## [Data rows]
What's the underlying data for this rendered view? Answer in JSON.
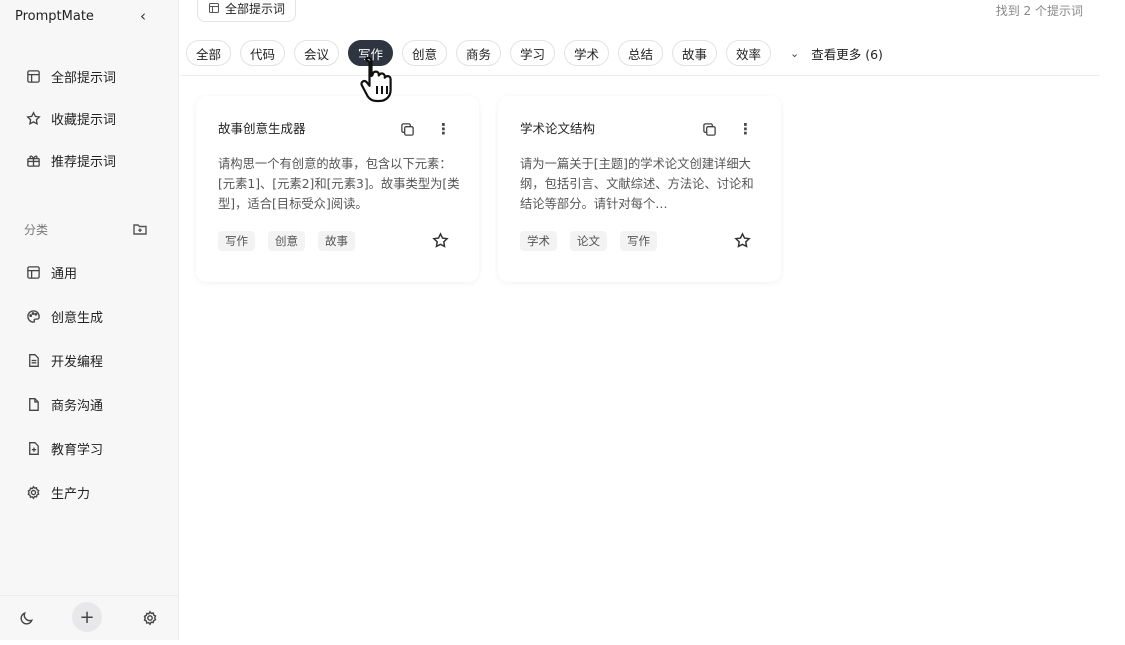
{
  "app": {
    "title": "PromptMate",
    "collapse_glyph": "‹"
  },
  "sidebar": {
    "nav": [
      {
        "label": "全部提示词",
        "icon": "layout-icon"
      },
      {
        "label": "收藏提示词",
        "icon": "star-icon"
      },
      {
        "label": "推荐提示词",
        "icon": "gift-icon"
      }
    ],
    "categories_header": "分类",
    "categories": [
      {
        "label": "通用",
        "icon": "layout-icon"
      },
      {
        "label": "创意生成",
        "icon": "palette-icon"
      },
      {
        "label": "开发编程",
        "icon": "file-code-icon"
      },
      {
        "label": "商务沟通",
        "icon": "file-icon"
      },
      {
        "label": "教育学习",
        "icon": "file-plus-icon"
      },
      {
        "label": "生产力",
        "icon": "gear-icon"
      }
    ],
    "bottom": {
      "plus": "+"
    }
  },
  "header": {
    "breadcrumb": "全部提示词",
    "found": "找到 2 个提示词"
  },
  "filters": {
    "tags": [
      "全部",
      "代码",
      "会议",
      "写作",
      "创意",
      "商务",
      "学习",
      "学术",
      "总结",
      "故事",
      "效率"
    ],
    "active": "写作",
    "more_label": "查看更多 (6)"
  },
  "cards": [
    {
      "title": "故事创意生成器",
      "description": "请构思一个有创意的故事，包含以下元素：[元素1]、[元素2]和[元素3]。故事类型为[类型]，适合[目标受众]阅读。",
      "tags": [
        "写作",
        "创意",
        "故事"
      ]
    },
    {
      "title": "学术论文结构",
      "description": "请为一篇关于[主题]的学术论文创建详细大纲，包括引言、文献综述、方法论、讨论和结论等部分。请针对每个…",
      "tags": [
        "学术",
        "论文",
        "写作"
      ]
    }
  ],
  "colors": {
    "active_chip": "#2f3441",
    "sidebar_bg": "#f7f7f8"
  }
}
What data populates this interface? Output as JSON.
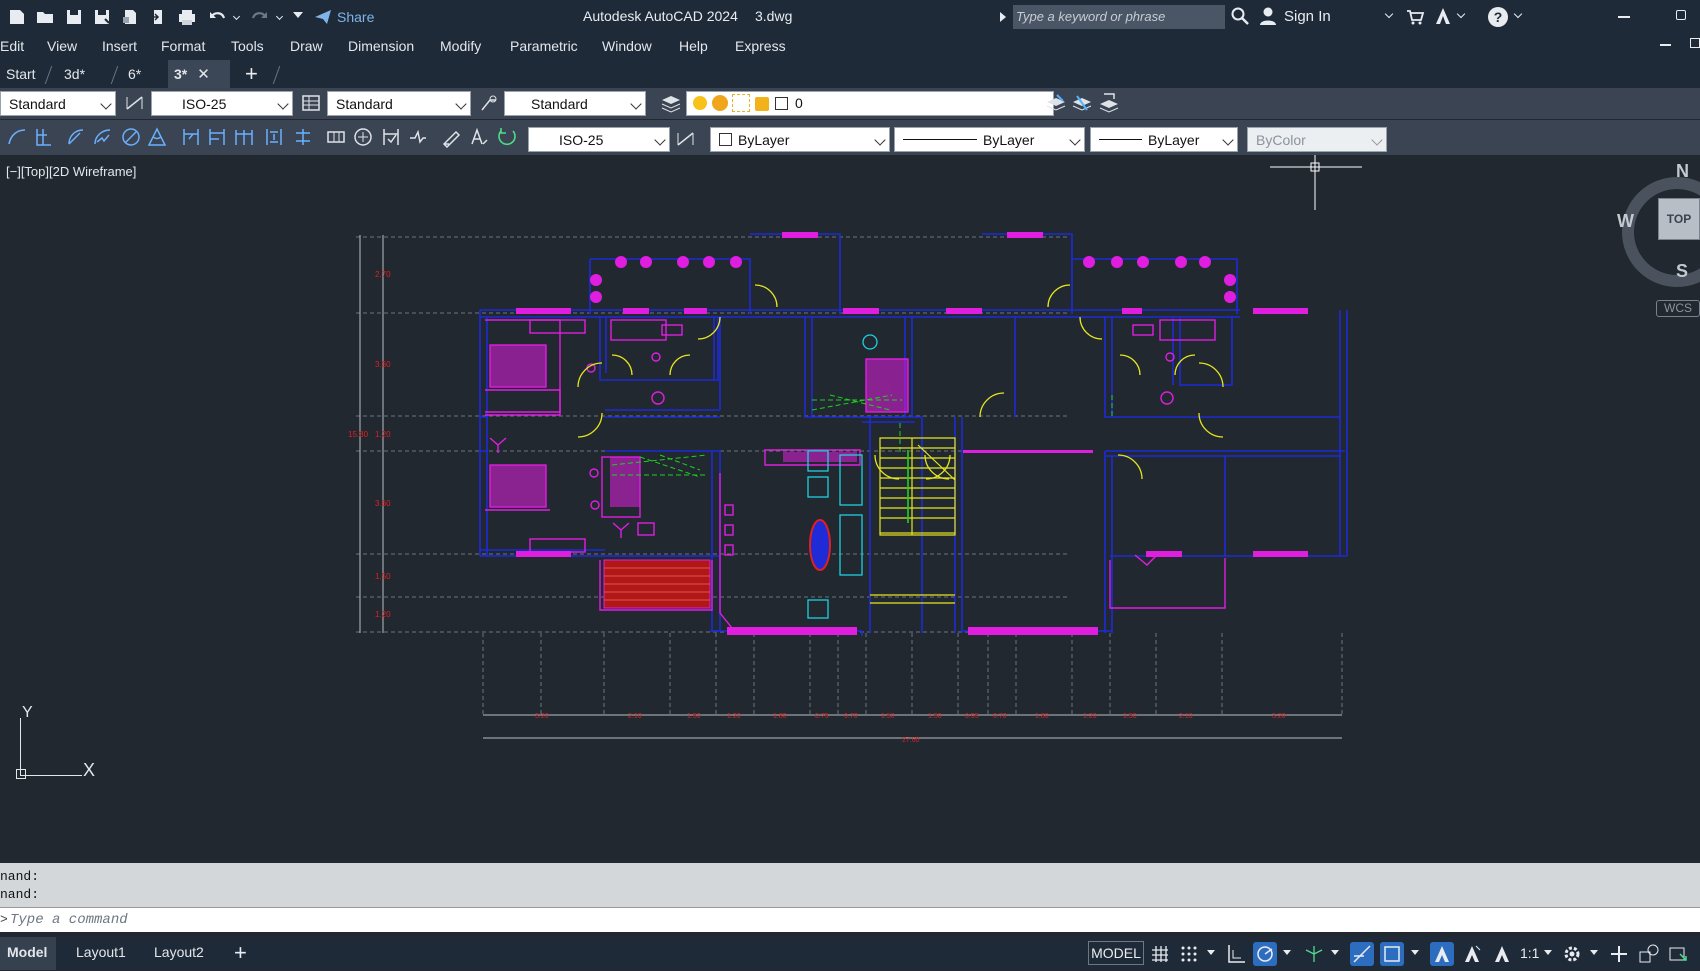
{
  "title_bar": {
    "app_title": "Autodesk AutoCAD 2024",
    "file_name": "3.dwg",
    "share_label": "Share",
    "search_placeholder": "Type a keyword or phrase",
    "sign_in_label": "Sign In"
  },
  "menu": [
    "Edit",
    "View",
    "Insert",
    "Format",
    "Tools",
    "Draw",
    "Dimension",
    "Modify",
    "Parametric",
    "Window",
    "Help",
    "Express"
  ],
  "tabs": [
    {
      "label": "Start"
    },
    {
      "label": "3d*"
    },
    {
      "label": "6*"
    },
    {
      "label": "3*",
      "active": true
    }
  ],
  "toolbar1": {
    "text_style": "Standard",
    "dim_style": "ISO-25",
    "table_style": "Standard",
    "multileader_style": "Standard",
    "layer": "0"
  },
  "toolbar2": {
    "dim_style": "ISO-25",
    "color": "ByLayer",
    "linetype": "ByLayer",
    "lineweight": "ByLayer",
    "plot_style": "ByColor"
  },
  "viewport": {
    "label": "[−][Top][2D Wireframe]",
    "viewcube": {
      "top": "TOP",
      "north": "N",
      "south": "S",
      "west": "W",
      "wcs": "WCS"
    },
    "ucs": {
      "x": "X",
      "y": "Y"
    }
  },
  "drawing": {
    "vertical_dims": [
      "2.70",
      "3.60",
      "1.20",
      "3.60",
      "1.50",
      "1.20"
    ],
    "vertical_total": "15.80",
    "horizontal_dims": [
      "3.20",
      "2.10",
      "1.50",
      "1.20",
      "1.80",
      "0.75",
      "0.70",
      "1.50",
      "1.50",
      "0.95",
      "0.70",
      "1.80",
      "1.20",
      "1.50",
      "2.10",
      "3.20"
    ],
    "horizontal_total": "27.60"
  },
  "command": {
    "history": [
      "nand:",
      "nand:"
    ],
    "placeholder": "Type a command"
  },
  "layouts": [
    "Model",
    "Layout1",
    "Layout2"
  ],
  "status": {
    "model_label": "MODEL",
    "scale": "1:1"
  },
  "colors": {
    "background": "#212830",
    "chrome": "#1f2a38",
    "toolbar": "#3b4453",
    "wall": "#1e2bd6",
    "furniture": "#e01ee0",
    "dimension": "#e02020",
    "stair": "#e6e61e",
    "hatch_green": "#1ed21e",
    "cyan": "#20d0e0"
  }
}
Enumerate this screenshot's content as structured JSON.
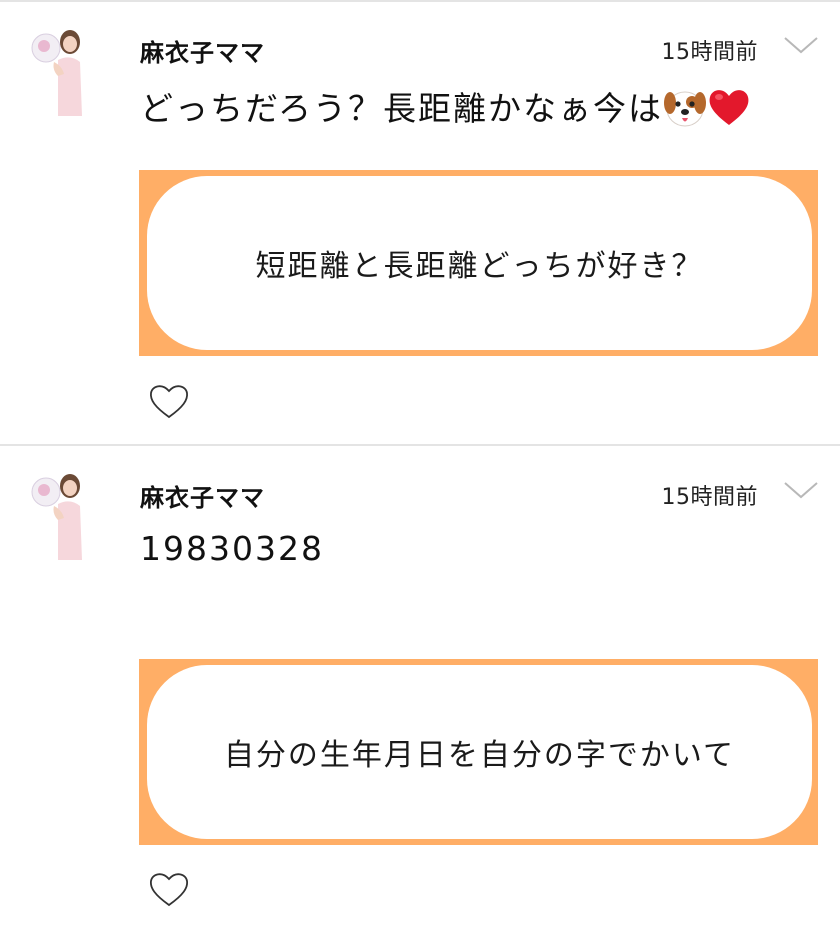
{
  "posts": [
    {
      "username": "麻衣子ママ",
      "timestamp": "15時間前",
      "body": "どっちだろう？長距離かなぁ今は",
      "emojis": [
        "dog-face",
        "red-heart"
      ],
      "question": "短距離と長距離どっちが好き？"
    },
    {
      "username": "麻衣子ママ",
      "timestamp": "15時間前",
      "body": "19830328",
      "emojis": [],
      "question": "自分の生年月日を自分の字でかいて"
    }
  ],
  "colors": {
    "question_border": "#ffae66",
    "divider": "#e4e4e4",
    "text": "#111111"
  }
}
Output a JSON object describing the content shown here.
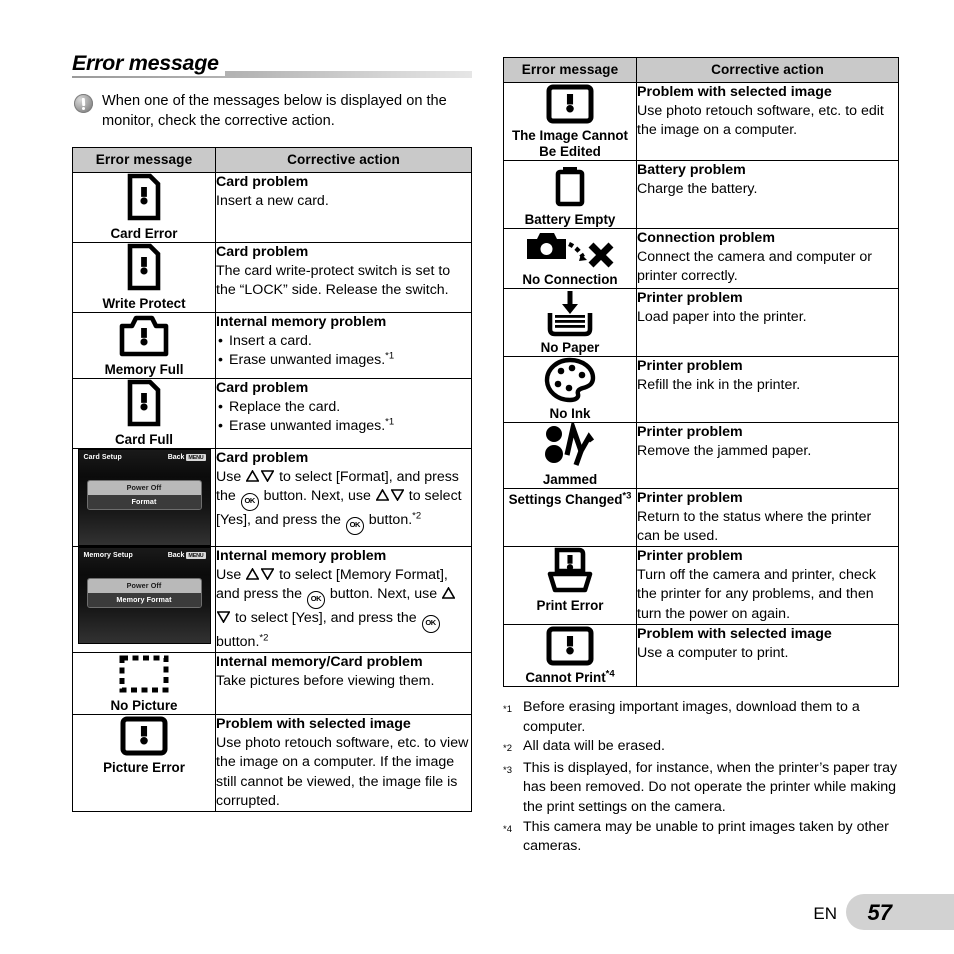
{
  "heading": "Error message",
  "note": "When one of the messages below is displayed on the monitor, check the corrective action.",
  "note_icon": "exclamation-circle-icon",
  "table_headers": {
    "message": "Error message",
    "action": "Corrective action"
  },
  "left_table": [
    {
      "icon": "card-error-icon",
      "label": "Card Error",
      "action_title": "Card problem",
      "action_body": "Insert a new card."
    },
    {
      "icon": "card-write-protect-icon",
      "label": "Write Protect",
      "action_title": "Card problem",
      "action_body": "The card write-protect switch is set to the “LOCK” side. Release the switch."
    },
    {
      "icon": "camera-memory-full-icon",
      "label": "Memory Full",
      "action_title": "Internal memory problem",
      "bullets": [
        "Insert a card.",
        "Erase unwanted images."
      ],
      "bullet_footnotes": [
        "",
        "1"
      ]
    },
    {
      "icon": "card-full-icon",
      "label": "Card Full",
      "action_title": "Card problem",
      "bullets": [
        "Replace the card.",
        "Erase unwanted images."
      ],
      "bullet_footnotes": [
        "",
        "1"
      ]
    },
    {
      "icon": "card-setup-screenshot",
      "screen": {
        "title": "Card Setup",
        "back_label": "Back",
        "menu_chip": "MENU",
        "rows": [
          {
            "label": "Power Off",
            "highlighted": true
          },
          {
            "label": "Format",
            "highlighted": false
          }
        ]
      },
      "action_title": "Card problem",
      "action_rich": [
        {
          "t": "Use "
        },
        {
          "g": "tri-up"
        },
        {
          "g": "tri-down"
        },
        {
          "t": " to select [Format], and press the "
        },
        {
          "g": "ok"
        },
        {
          "t": " button. Next, use "
        },
        {
          "g": "tri-up"
        },
        {
          "g": "tri-down"
        },
        {
          "t": " to select [Yes], and press the "
        },
        {
          "g": "ok"
        },
        {
          "t": " button."
        },
        {
          "fn": "2"
        }
      ]
    },
    {
      "icon": "memory-setup-screenshot",
      "screen": {
        "title": "Memory Setup",
        "back_label": "Back",
        "menu_chip": "MENU",
        "rows": [
          {
            "label": "Power Off",
            "highlighted": true
          },
          {
            "label": "Memory Format",
            "highlighted": false
          }
        ]
      },
      "action_title": "Internal memory problem",
      "action_rich": [
        {
          "t": "Use "
        },
        {
          "g": "tri-up"
        },
        {
          "g": "tri-down"
        },
        {
          "t": " to select [Memory Format], and press the "
        },
        {
          "g": "ok"
        },
        {
          "t": " button. Next, use "
        },
        {
          "g": "tri-up"
        },
        {
          "g": "tri-down"
        },
        {
          "t": " to select [Yes], and press the "
        },
        {
          "g": "ok"
        },
        {
          "t": " button."
        },
        {
          "fn": "2"
        }
      ]
    },
    {
      "icon": "no-picture-icon",
      "label": "No Picture",
      "action_title": "Internal memory/Card problem",
      "action_body": "Take pictures before viewing them."
    },
    {
      "icon": "picture-error-icon",
      "label": "Picture Error",
      "action_title": "Problem with selected image",
      "action_body": "Use photo retouch software, etc. to view the image on a computer. If the image still cannot be viewed, the image file is corrupted."
    }
  ],
  "right_table": [
    {
      "icon": "image-cannot-be-edited-icon",
      "label": "The Image Cannot Be Edited",
      "action_title": "Problem with selected image",
      "action_body": "Use photo retouch software, etc. to edit the image on a computer."
    },
    {
      "icon": "battery-empty-icon",
      "label": "Battery Empty",
      "action_title": "Battery problem",
      "action_body": "Charge the battery."
    },
    {
      "icon": "no-connection-icon",
      "label": "No Connection",
      "action_title": "Connection problem",
      "action_body": "Connect the camera and computer or printer correctly."
    },
    {
      "icon": "no-paper-icon",
      "label": "No Paper",
      "action_title": "Printer problem",
      "action_body": "Load paper into the printer."
    },
    {
      "icon": "no-ink-icon",
      "label": "No Ink",
      "action_title": "Printer problem",
      "action_body": "Refill the ink in the printer."
    },
    {
      "icon": "paper-jammed-icon",
      "label": "Jammed",
      "action_title": "Printer problem",
      "action_body": "Remove the jammed paper."
    },
    {
      "icon": "none",
      "label": "Settings Changed",
      "label_footnote": "3",
      "action_title": "Printer problem",
      "action_body": "Return to the status where the printer can be used."
    },
    {
      "icon": "print-error-icon",
      "label": "Print Error",
      "action_title": "Printer problem",
      "action_body": "Turn off the camera and printer, check the printer for any problems, and then turn the power on again."
    },
    {
      "icon": "cannot-print-icon",
      "label": "Cannot Print",
      "label_footnote": "4",
      "action_title": "Problem with selected image",
      "action_body": "Use a computer to print."
    }
  ],
  "footnotes": [
    {
      "mark": "*1",
      "text": "Before erasing important images, download them to a computer."
    },
    {
      "mark": "*2",
      "text": "All data will be erased."
    },
    {
      "mark": "*3",
      "text": "This is displayed, for instance, when the printer’s paper tray has been removed. Do not operate the printer while making the print settings on the camera."
    },
    {
      "mark": "*4",
      "text": "This camera may be unable to print images taken by other cameras."
    }
  ],
  "footer": {
    "language": "EN",
    "page_number": "57"
  }
}
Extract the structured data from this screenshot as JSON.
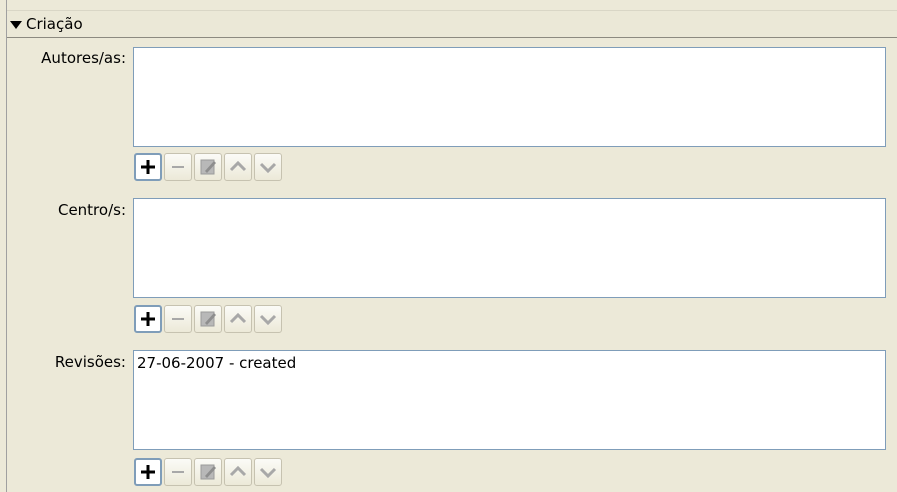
{
  "section": {
    "title": "Criação"
  },
  "fields": [
    {
      "label": "Autores/as:",
      "items": []
    },
    {
      "label": "Centro/s:",
      "items": []
    },
    {
      "label": "Revisões:",
      "items": [
        "27-06-2007 - created"
      ]
    }
  ],
  "toolbar_icons": [
    "plus-icon",
    "minus-icon",
    "edit-icon",
    "chevron-up-icon",
    "chevron-down-icon"
  ],
  "colors": {
    "background": "#ece9d8",
    "list_border": "#7f9db9",
    "disabled_icon": "#a8a8a8"
  }
}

## [Exercise]
Your task is to gather all lines from the entries above that hold the word "Output".

## [Solution]
What data populates this interface? Output as JSON.
Output a JSON object describing the content shown here.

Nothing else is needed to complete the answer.